## Task brief
Turn the lines below into a numbered list, skipping any blank lines and leaving the pictures out.

## Layout coordinate data
━━━━━━━━━━━━━━━━━━━━
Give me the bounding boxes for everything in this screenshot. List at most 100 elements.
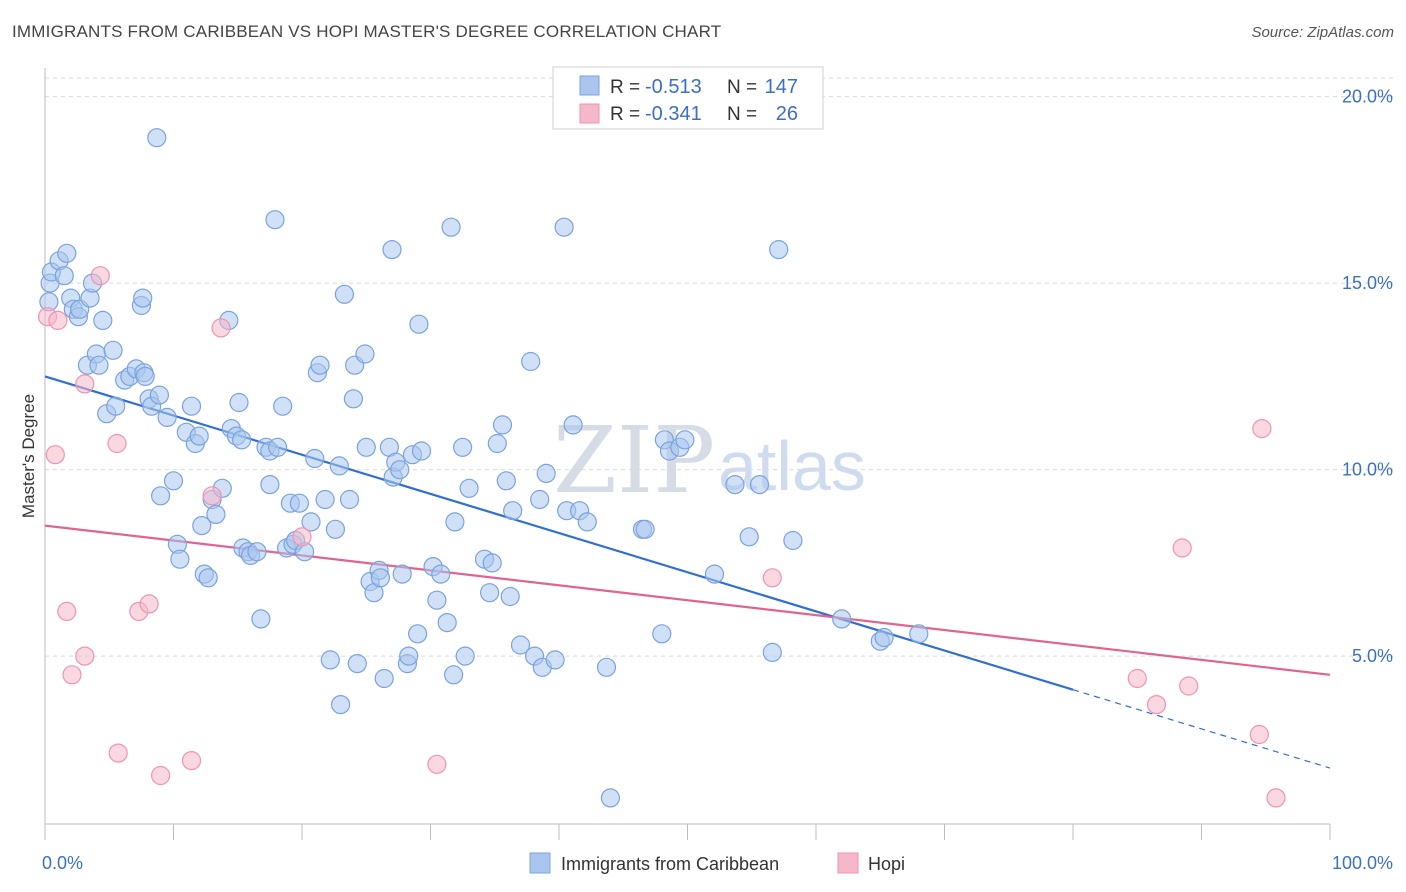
point-hopi: [62, 665, 82, 685]
watermark-atlas: atlas: [718, 427, 866, 505]
point-caribbean: [500, 586, 520, 607]
point-caribbean: [482, 553, 502, 573]
point-caribbean: [268, 437, 288, 457]
point-caribbean: [106, 396, 126, 416]
legend-swatch-hopi: [579, 103, 600, 124]
point-caribbean: [260, 475, 280, 495]
trend-line-caribbean-extension: [1072, 689, 1331, 769]
point-caribbean: [652, 624, 672, 644]
point-caribbean: [554, 217, 574, 237]
point-caribbean: [496, 471, 516, 491]
point-caribbean: [635, 519, 655, 539]
point-caribbean: [437, 612, 457, 633]
point-caribbean: [739, 527, 759, 547]
point-caribbean: [441, 217, 461, 237]
point-hopi: [108, 743, 128, 763]
point-caribbean: [305, 448, 325, 469]
legend-r-label-2: R =: [610, 104, 640, 125]
point-caribbean: [355, 344, 375, 364]
point-caribbean: [374, 668, 394, 689]
point-caribbean: [347, 653, 367, 674]
point-caribbean: [157, 407, 177, 427]
point-caribbean: [329, 456, 349, 476]
point-hopi: [57, 601, 77, 622]
point-caribbean: [247, 542, 267, 562]
point-caribbean: [545, 650, 565, 670]
point-caribbean: [315, 489, 335, 510]
point-caribbean: [181, 396, 202, 416]
point-caribbean: [408, 624, 428, 644]
point-hopi: [1127, 668, 1147, 689]
point-hopi: [90, 266, 110, 286]
point-caribbean: [54, 266, 74, 286]
point-caribbean: [93, 310, 113, 330]
point-hopi: [107, 433, 127, 454]
point-caribbean: [390, 460, 410, 480]
watermark: ZIP atlas: [553, 407, 866, 514]
point-caribbean: [487, 433, 507, 454]
data-points: [37, 128, 1286, 808]
point-caribbean: [909, 624, 929, 644]
point-caribbean: [444, 665, 464, 685]
point-caribbean: [510, 635, 531, 655]
y-tick-label: 20.0%: [1342, 87, 1393, 107]
point-caribbean: [251, 609, 271, 629]
point-hopi: [181, 750, 202, 771]
legend-r-value-1: -0.513: [645, 76, 702, 98]
point-caribbean: [704, 564, 725, 584]
point-caribbean: [530, 489, 550, 510]
point-caribbean: [725, 475, 745, 495]
point-caribbean: [89, 355, 109, 375]
point-hopi: [1252, 419, 1272, 439]
point-caribbean: [57, 243, 77, 263]
point-hopi: [75, 646, 95, 666]
point-caribbean: [320, 650, 340, 670]
point-caribbean: [343, 389, 363, 409]
point-caribbean: [301, 512, 321, 532]
point-caribbean: [198, 568, 218, 588]
point-caribbean: [392, 564, 412, 584]
point-caribbean: [536, 463, 556, 483]
point-caribbean: [600, 788, 621, 808]
point-caribbean: [192, 515, 212, 536]
point-caribbean: [749, 475, 770, 495]
y-axis-label: Master's Degree: [19, 394, 38, 518]
point-caribbean: [273, 396, 293, 416]
y-tick-label: 5.0%: [1352, 646, 1393, 666]
point-caribbean: [147, 128, 167, 148]
point-caribbean: [206, 504, 226, 525]
series-legend-swatch-hopi: [837, 852, 859, 874]
point-caribbean: [832, 609, 852, 629]
point-hopi: [75, 374, 95, 394]
point-caribbean: [339, 489, 360, 510]
point-caribbean: [596, 657, 617, 677]
point-hopi: [211, 318, 231, 338]
point-caribbean: [563, 415, 583, 435]
chart-source: Source: ZipAtlas.com: [1251, 24, 1394, 41]
point-caribbean: [762, 642, 782, 663]
legend-r-label-1: R =: [610, 77, 640, 98]
point-caribbean: [874, 627, 894, 648]
point-caribbean: [783, 530, 803, 551]
point-caribbean: [289, 493, 309, 513]
legend-swatch-caribbean: [579, 75, 600, 96]
legend-n-value-2: 26: [776, 103, 798, 125]
point-hopi: [202, 486, 222, 506]
point-hopi: [762, 568, 782, 588]
point-hopi: [151, 765, 171, 786]
point-caribbean: [503, 501, 523, 521]
axes: [44, 68, 1331, 840]
point-caribbean: [445, 512, 465, 532]
point-caribbean: [151, 486, 171, 506]
point-caribbean: [356, 437, 376, 457]
point-caribbean: [135, 366, 155, 386]
point-caribbean: [229, 392, 249, 413]
point-hopi: [1172, 538, 1192, 558]
point-caribbean: [577, 512, 597, 532]
trend-line-caribbean: [44, 375, 1074, 691]
x-tick-label-max: 100.0%: [1332, 853, 1393, 873]
point-caribbean: [431, 564, 451, 584]
point-caribbean: [232, 430, 252, 450]
point-caribbean: [675, 430, 695, 450]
━━━━━━━━━━━━━━━━━━━━
## Output below
1. Give me the bounding boxes for everything in this screenshot. List at most 100 elements.
2. point-hopi: [62, 665, 82, 685]
3. watermark-atlas: atlas: [718, 427, 866, 505]
4. point-caribbean: [500, 586, 520, 607]
5. point-caribbean: [482, 553, 502, 573]
6. point-caribbean: [268, 437, 288, 457]
7. point-caribbean: [106, 396, 126, 416]
8. legend-swatch-hopi: [579, 103, 600, 124]
9. point-caribbean: [260, 475, 280, 495]
10. trend-line-caribbean-extension: [1072, 689, 1331, 769]
11. point-caribbean: [652, 624, 672, 644]
12. point-caribbean: [554, 217, 574, 237]
13. point-caribbean: [496, 471, 516, 491]
14. point-caribbean: [635, 519, 655, 539]
15. point-caribbean: [437, 612, 457, 633]
16. point-caribbean: [739, 527, 759, 547]
17. point-caribbean: [441, 217, 461, 237]
18. point-hopi: [108, 743, 128, 763]
19. point-caribbean: [305, 448, 325, 469]
20. legend-r-label-2: R =: [610, 104, 640, 125]
21. point-caribbean: [355, 344, 375, 364]
22. point-caribbean: [374, 668, 394, 689]
23. point-caribbean: [347, 653, 367, 674]
24. point-caribbean: [157, 407, 177, 427]
25. point-caribbean: [329, 456, 349, 476]
26. point-hopi: [57, 601, 77, 622]
27. point-caribbean: [247, 542, 267, 562]
28. point-caribbean: [545, 650, 565, 670]
29. point-caribbean: [315, 489, 335, 510]
30. point-caribbean: [181, 396, 202, 416]
31. point-caribbean: [408, 624, 428, 644]
32. point-hopi: [1127, 668, 1147, 689]
33. point-hopi: [90, 266, 110, 286]
34. point-caribbean: [54, 266, 74, 286]
35. point-caribbean: [93, 310, 113, 330]
36. point-hopi: [107, 433, 127, 454]
37. point-caribbean: [390, 460, 410, 480]
38. watermark: ZIP atlas: [553, 407, 866, 514]
39. point-caribbean: [487, 433, 507, 454]
40. data-points: [37, 128, 1286, 808]
41. point-caribbean: [909, 624, 929, 644]
42. point-caribbean: [444, 665, 464, 685]
43. point-caribbean: [510, 635, 531, 655]
44. y-tick-label: 20.0%: [1342, 87, 1393, 107]
45. point-caribbean: [251, 609, 271, 629]
46. point-hopi: [181, 750, 202, 771]
47. legend-r-value-1: -0.513: [645, 76, 702, 98]
48. point-caribbean: [704, 564, 725, 584]
49. point-caribbean: [530, 489, 550, 510]
50. point-caribbean: [725, 475, 745, 495]
51. point-caribbean: [89, 355, 109, 375]
52. point-hopi: [1252, 419, 1272, 439]
53. point-caribbean: [57, 243, 77, 263]
54. point-hopi: [75, 646, 95, 666]
55. point-caribbean: [320, 650, 340, 670]
56. point-caribbean: [343, 389, 363, 409]
57. point-caribbean: [301, 512, 321, 532]
58. point-caribbean: [198, 568, 218, 588]
59. point-caribbean: [392, 564, 412, 584]
60. point-caribbean: [536, 463, 556, 483]
61. point-caribbean: [600, 788, 621, 808]
62. point-caribbean: [192, 515, 212, 536]
63. point-caribbean: [749, 475, 770, 495]
64. y-axis-label: Master's Degree: [19, 394, 38, 518]
65. point-caribbean: [273, 396, 293, 416]
66. y-tick-label: 5.0%: [1352, 646, 1393, 666]
67. point-caribbean: [147, 128, 167, 148]
68. point-caribbean: [206, 504, 226, 525]
69. series-legend-swatch-hopi: [837, 852, 859, 874]
70. point-caribbean: [832, 609, 852, 629]
71. point-hopi: [75, 374, 95, 394]
72. point-caribbean: [339, 489, 360, 510]
73. point-caribbean: [596, 657, 617, 677]
74. point-hopi: [211, 318, 231, 338]
75. point-caribbean: [563, 415, 583, 435]
76. chart-source: Source: ZipAtlas.com: [1251, 24, 1394, 41]
77. point-caribbean: [762, 642, 782, 663]
78. legend-r-label-1: R =: [610, 77, 640, 98]
79. point-caribbean: [874, 627, 894, 648]
80. point-caribbean: [783, 530, 803, 551]
81. point-caribbean: [289, 493, 309, 513]
82. legend-swatch-caribbean: [579, 75, 600, 96]
83. legend-n-value-2: 26: [776, 103, 798, 125]
84. point-hopi: [202, 486, 222, 506]
85. point-hopi: [762, 568, 782, 588]
86. point-hopi: [151, 765, 171, 786]
87. point-caribbean: [503, 501, 523, 521]
88. axes: [44, 68, 1331, 840]
89. point-caribbean: [445, 512, 465, 532]
90. point-caribbean: [151, 486, 171, 506]
91. point-caribbean: [356, 437, 376, 457]
92. point-caribbean: [135, 366, 155, 386]
93. point-caribbean: [229, 392, 249, 413]
94. point-hopi: [1172, 538, 1192, 558]
95. point-caribbean: [577, 512, 597, 532]
96. trend-line-caribbean: [44, 375, 1074, 691]
97. x-tick-label-max: 100.0%: [1332, 853, 1393, 873]
98. point-caribbean: [431, 564, 451, 584]
99. point-caribbean: [232, 430, 252, 450]
100. point-caribbean: [675, 430, 695, 450]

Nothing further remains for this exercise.